=== Stored rows ===

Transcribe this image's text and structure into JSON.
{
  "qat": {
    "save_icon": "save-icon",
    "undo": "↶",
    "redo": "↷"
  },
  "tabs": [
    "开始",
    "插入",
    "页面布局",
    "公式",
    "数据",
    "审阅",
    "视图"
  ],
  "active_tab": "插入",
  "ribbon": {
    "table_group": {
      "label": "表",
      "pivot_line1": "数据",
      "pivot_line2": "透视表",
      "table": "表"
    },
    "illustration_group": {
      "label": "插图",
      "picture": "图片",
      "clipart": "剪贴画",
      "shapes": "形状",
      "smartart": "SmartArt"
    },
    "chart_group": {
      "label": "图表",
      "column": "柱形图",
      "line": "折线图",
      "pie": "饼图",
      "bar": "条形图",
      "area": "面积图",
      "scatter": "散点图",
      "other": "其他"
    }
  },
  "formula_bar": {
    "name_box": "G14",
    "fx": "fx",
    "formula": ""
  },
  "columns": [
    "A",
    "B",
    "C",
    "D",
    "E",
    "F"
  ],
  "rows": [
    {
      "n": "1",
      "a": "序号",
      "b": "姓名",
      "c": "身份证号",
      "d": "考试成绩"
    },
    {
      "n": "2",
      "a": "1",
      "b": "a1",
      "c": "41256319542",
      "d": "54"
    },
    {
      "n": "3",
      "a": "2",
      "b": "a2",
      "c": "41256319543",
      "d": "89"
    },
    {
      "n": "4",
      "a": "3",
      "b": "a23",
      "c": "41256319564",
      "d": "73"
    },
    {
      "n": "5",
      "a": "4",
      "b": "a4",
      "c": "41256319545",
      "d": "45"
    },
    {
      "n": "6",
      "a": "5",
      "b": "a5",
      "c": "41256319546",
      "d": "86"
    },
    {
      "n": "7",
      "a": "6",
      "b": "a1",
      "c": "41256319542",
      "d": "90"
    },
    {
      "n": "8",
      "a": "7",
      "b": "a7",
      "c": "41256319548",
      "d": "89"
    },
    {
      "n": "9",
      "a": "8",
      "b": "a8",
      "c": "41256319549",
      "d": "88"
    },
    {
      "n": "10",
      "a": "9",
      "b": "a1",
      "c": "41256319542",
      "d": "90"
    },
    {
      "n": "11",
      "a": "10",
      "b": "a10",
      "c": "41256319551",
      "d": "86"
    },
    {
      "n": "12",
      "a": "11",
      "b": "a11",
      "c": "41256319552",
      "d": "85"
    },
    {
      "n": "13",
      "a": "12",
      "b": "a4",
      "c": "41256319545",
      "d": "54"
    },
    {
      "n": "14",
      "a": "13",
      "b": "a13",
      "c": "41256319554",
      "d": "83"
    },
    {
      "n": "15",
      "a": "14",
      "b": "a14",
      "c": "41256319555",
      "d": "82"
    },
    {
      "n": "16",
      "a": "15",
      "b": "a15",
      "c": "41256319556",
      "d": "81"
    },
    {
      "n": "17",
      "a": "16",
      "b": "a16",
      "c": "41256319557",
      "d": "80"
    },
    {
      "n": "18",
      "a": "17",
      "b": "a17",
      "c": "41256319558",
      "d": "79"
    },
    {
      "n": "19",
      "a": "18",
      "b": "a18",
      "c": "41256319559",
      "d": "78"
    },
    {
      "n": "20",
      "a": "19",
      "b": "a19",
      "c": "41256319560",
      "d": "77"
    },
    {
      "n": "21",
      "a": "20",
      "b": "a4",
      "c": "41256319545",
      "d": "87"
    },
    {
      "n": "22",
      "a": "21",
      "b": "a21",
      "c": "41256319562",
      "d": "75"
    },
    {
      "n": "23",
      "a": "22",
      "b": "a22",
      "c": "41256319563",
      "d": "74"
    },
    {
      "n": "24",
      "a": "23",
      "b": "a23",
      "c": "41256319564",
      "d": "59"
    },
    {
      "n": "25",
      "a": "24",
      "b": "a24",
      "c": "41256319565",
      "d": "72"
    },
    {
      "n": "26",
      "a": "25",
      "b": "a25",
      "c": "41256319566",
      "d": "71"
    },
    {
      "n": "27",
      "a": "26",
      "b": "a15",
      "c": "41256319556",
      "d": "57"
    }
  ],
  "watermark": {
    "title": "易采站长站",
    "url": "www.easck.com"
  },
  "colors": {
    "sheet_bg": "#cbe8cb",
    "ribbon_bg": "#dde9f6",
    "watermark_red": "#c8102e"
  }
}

===

§ Short exercise
Your task is to extract all of the records exactly.

§ Written reply
Transcribe this image's text and structure into JSON.
{
  "qat": {
    "save_icon": "save-icon",
    "undo": "↶",
    "redo": "↷"
  },
  "tabs": [
    "开始",
    "插入",
    "页面布局",
    "公式",
    "数据",
    "审阅",
    "视图"
  ],
  "active_tab": "插入",
  "ribbon": {
    "table_group": {
      "label": "表",
      "pivot_line1": "数据",
      "pivot_line2": "透视表",
      "table": "表"
    },
    "illustration_group": {
      "label": "插图",
      "picture": "图片",
      "clipart": "剪贴画",
      "shapes": "形状",
      "smartart": "SmartArt"
    },
    "chart_group": {
      "label": "图表",
      "column": "柱形图",
      "line": "折线图",
      "pie": "饼图",
      "bar": "条形图",
      "area": "面积图",
      "scatter": "散点图",
      "other": "其他"
    }
  },
  "formula_bar": {
    "name_box": "G14",
    "fx": "fx",
    "formula": ""
  },
  "columns": [
    "A",
    "B",
    "C",
    "D",
    "E",
    "F"
  ],
  "rows": [
    {
      "n": "1",
      "a": "序号",
      "b": "姓名",
      "c": "身份证号",
      "d": "考试成绩"
    },
    {
      "n": "2",
      "a": "1",
      "b": "a1",
      "c": "41256319542",
      "d": "54"
    },
    {
      "n": "3",
      "a": "2",
      "b": "a2",
      "c": "41256319543",
      "d": "89"
    },
    {
      "n": "4",
      "a": "3",
      "b": "a23",
      "c": "41256319564",
      "d": "73"
    },
    {
      "n": "5",
      "a": "4",
      "b": "a4",
      "c": "41256319545",
      "d": "45"
    },
    {
      "n": "6",
      "a": "5",
      "b": "a5",
      "c": "41256319546",
      "d": "86"
    },
    {
      "n": "7",
      "a": "6",
      "b": "a1",
      "c": "41256319542",
      "d": "90"
    },
    {
      "n": "8",
      "a": "7",
      "b": "a7",
      "c": "41256319548",
      "d": "89"
    },
    {
      "n": "9",
      "a": "8",
      "b": "a8",
      "c": "41256319549",
      "d": "88"
    },
    {
      "n": "10",
      "a": "9",
      "b": "a1",
      "c": "41256319542",
      "d": "90"
    },
    {
      "n": "11",
      "a": "10",
      "b": "a10",
      "c": "41256319551",
      "d": "86"
    },
    {
      "n": "12",
      "a": "11",
      "b": "a11",
      "c": "41256319552",
      "d": "85"
    },
    {
      "n": "13",
      "a": "12",
      "b": "a4",
      "c": "41256319545",
      "d": "54"
    },
    {
      "n": "14",
      "a": "13",
      "b": "a13",
      "c": "41256319554",
      "d": "83"
    },
    {
      "n": "15",
      "a": "14",
      "b": "a14",
      "c": "41256319555",
      "d": "82"
    },
    {
      "n": "16",
      "a": "15",
      "b": "a15",
      "c": "41256319556",
      "d": "81"
    },
    {
      "n": "17",
      "a": "16",
      "b": "a16",
      "c": "41256319557",
      "d": "80"
    },
    {
      "n": "18",
      "a": "17",
      "b": "a17",
      "c": "41256319558",
      "d": "79"
    },
    {
      "n": "19",
      "a": "18",
      "b": "a18",
      "c": "41256319559",
      "d": "78"
    },
    {
      "n": "20",
      "a": "19",
      "b": "a19",
      "c": "41256319560",
      "d": "77"
    },
    {
      "n": "21",
      "a": "20",
      "b": "a4",
      "c": "41256319545",
      "d": "87"
    },
    {
      "n": "22",
      "a": "21",
      "b": "a21",
      "c": "41256319562",
      "d": "75"
    },
    {
      "n": "23",
      "a": "22",
      "b": "a22",
      "c": "41256319563",
      "d": "74"
    },
    {
      "n": "24",
      "a": "23",
      "b": "a23",
      "c": "41256319564",
      "d": "59"
    },
    {
      "n": "25",
      "a": "24",
      "b": "a24",
      "c": "41256319565",
      "d": "72"
    },
    {
      "n": "26",
      "a": "25",
      "b": "a25",
      "c": "41256319566",
      "d": "71"
    },
    {
      "n": "27",
      "a": "26",
      "b": "a15",
      "c": "41256319556",
      "d": "57"
    }
  ],
  "watermark": {
    "title": "易采站长站",
    "url": "www.easck.com"
  },
  "colors": {
    "sheet_bg": "#cbe8cb",
    "ribbon_bg": "#dde9f6",
    "watermark_red": "#c8102e"
  }
}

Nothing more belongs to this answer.